▸ **REQUIREMENTS**
Your task is to give the data again, exactly, with every line intact.

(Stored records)
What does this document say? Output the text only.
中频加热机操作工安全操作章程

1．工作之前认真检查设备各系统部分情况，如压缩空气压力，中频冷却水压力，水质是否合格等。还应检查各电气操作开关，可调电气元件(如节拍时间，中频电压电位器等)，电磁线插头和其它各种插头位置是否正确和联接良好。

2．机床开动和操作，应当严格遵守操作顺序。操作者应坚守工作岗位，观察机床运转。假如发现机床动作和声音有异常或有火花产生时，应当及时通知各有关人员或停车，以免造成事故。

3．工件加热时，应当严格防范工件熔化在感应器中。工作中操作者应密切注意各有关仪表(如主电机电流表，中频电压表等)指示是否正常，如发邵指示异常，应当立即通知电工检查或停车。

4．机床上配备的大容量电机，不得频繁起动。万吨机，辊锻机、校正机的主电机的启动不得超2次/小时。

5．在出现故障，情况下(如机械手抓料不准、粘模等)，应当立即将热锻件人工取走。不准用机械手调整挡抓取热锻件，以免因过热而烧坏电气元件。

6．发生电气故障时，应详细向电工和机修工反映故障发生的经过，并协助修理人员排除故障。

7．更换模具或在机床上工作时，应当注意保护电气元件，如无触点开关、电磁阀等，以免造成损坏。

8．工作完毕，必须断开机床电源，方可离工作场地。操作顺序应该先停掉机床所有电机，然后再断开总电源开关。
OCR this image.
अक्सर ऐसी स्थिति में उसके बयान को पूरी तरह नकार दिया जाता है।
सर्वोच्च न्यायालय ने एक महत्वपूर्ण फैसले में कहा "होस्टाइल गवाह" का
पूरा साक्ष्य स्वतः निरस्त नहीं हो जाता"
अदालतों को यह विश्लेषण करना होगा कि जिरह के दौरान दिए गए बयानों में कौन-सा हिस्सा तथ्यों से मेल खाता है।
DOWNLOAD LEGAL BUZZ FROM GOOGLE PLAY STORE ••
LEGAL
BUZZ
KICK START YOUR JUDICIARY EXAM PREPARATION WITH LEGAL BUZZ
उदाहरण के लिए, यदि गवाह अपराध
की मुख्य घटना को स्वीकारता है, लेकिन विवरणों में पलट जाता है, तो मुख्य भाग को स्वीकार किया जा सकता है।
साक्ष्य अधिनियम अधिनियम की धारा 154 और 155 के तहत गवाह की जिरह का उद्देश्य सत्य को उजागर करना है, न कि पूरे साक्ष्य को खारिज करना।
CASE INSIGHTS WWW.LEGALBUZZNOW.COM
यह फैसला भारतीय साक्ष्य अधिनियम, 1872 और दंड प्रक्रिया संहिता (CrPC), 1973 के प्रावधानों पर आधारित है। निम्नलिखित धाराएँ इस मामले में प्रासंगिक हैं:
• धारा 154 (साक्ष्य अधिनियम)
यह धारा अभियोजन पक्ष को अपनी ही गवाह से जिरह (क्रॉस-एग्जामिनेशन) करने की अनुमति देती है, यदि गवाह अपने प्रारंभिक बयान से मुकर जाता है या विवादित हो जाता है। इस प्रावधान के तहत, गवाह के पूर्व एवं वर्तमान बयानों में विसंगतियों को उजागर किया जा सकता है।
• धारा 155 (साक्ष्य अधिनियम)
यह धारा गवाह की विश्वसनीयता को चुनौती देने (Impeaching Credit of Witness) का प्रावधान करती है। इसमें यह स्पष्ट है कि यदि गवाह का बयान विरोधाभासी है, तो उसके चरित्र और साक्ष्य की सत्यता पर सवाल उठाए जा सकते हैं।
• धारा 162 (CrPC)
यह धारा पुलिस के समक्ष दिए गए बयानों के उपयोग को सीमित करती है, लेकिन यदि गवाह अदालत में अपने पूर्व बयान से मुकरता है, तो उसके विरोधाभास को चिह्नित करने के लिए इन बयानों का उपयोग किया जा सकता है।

▸ **FULL OUTPUT**
What does this document say? Output the text only.
中频加热机操作工安全操作章程

1．工作之前认真检查设备各系统部分情况，如压缩空气压力，中频冷却水压力，水质是否合格等。还应检查各电气操作开关，可调电气元件(如节拍时间，中频电压电位器等)，电磁线插头和其它各种插头位置是否正确和联接良好。

2．机床开动和操作，应当严格遵守操作顺序。操作者应坚守工作岗位，观察机床运转。假如发现机床动作和声音有异常或有火花产生时，应当及时通知各有关人员或停车，以免造成事故。

3．工件加热时，应当严格防范工件熔化在感应器中。工作中操作者应密切注意各有关仪表(如主电机电流表，中频电压表等)指示是否正常，如发邵指示异常，应当立即通知电工检查或停车。

4．机床上配备的大容量电机，不得频繁起动。万吨机，辊锻机、校正机的主电机的启动不得超2次/小时。

5．在出现故障，情况下(如机械手抓料不准、粘模等)，应当立即将热锻件人工取走。不准用机械手调整挡抓取热锻件，以免因过热而烧坏电气元件。

6．发生电气故障时，应详细向电工和机修工反映故障发生的经过，并协助修理人员排除故障。

7．更换模具或在机床上工作时，应当注意保护电气元件，如无触点开关、电磁阀等，以免造成损坏。

8．工作完毕，必须断开机床电源，方可离工作场地。操作顺序应该先停掉机床所有电机，然后再断开总电源开关。
OCR this image.
अक्सर ऐसी स्थिति में उसके बयान को पूरी तरह नकार दिया जाता है।
सर्वोच्च न्यायालय ने एक महत्वपूर्ण फैसले में कहा "होस्टाइल गवाह" का
पूरा साक्ष्य स्वतः निरस्त नहीं हो जाता"
अदालतों को यह विश्लेषण करना होगा कि जिरह के दौरान दिए गए बयानों में कौन-सा हिस्सा तथ्यों से मेल खाता है।
DOWNLOAD LEGAL BUZZ FROM GOOGLE PLAY STORE ••
LEGAL
BUZZ
KICK START YOUR JUDICIARY EXAM PREPARATION WITH LEGAL BUZZ
उदाहरण के लिए, यदि गवाह अपराध
की मुख्य घटना को स्वीकारता है, लेकिन विवरणों में पलट जाता है, तो मुख्य भाग को स्वीकार किया जा सकता है।
साक्ष्य अधिनियम अधिनियम की धारा 154 और 155 के तहत गवाह की जिरह का उद्देश्य सत्य को उजागर करना है, न कि पूरे साक्ष्य को खारिज करना।
CASE INSIGHTS WWW.LEGALBUZZNOW.COM
यह फैसला भारतीय साक्ष्य अधिनियम, 1872 और दंड प्रक्रिया संहिता (CrPC), 1973 के प्रावधानों पर आधारित है। निम्नलिखित धाराएँ इस मामले में प्रासंगिक हैं:
• धारा 154 (साक्ष्य अधिनियम)
यह धारा अभियोजन पक्ष को अपनी ही गवाह से जिरह (क्रॉस-एग्जामिनेशन) करने की अनुमति देती है, यदि गवाह अपने प्रारंभिक बयान से मुकर जाता है या विवादित हो जाता है। इस प्रावधान के तहत, गवाह के पूर्व एवं वर्तमान बयानों में विसंगतियों को उजागर किया जा सकता है।
• धारा 155 (साक्ष्य अधिनियम)
यह धारा गवाह की विश्वसनीयता को चुनौती देने (Impeaching Credit of Witness) का प्रावधान करती है। इसमें यह स्पष्ट है कि यदि गवाह का बयान विरोधाभासी है, तो उसके चरित्र और साक्ष्य की सत्यता पर सवाल उठाए जा सकते हैं।
• धारा 162 (CrPC)
यह धारा पुलिस के समक्ष दिए गए बयानों के उपयोग को सीमित करती है, लेकिन यदि गवाह अदालत में अपने पूर्व बयान से मुकरता है, तो उसके विरोधाभास को चिह्नित करने के लिए इन बयानों का उपयोग किया जा सकता है।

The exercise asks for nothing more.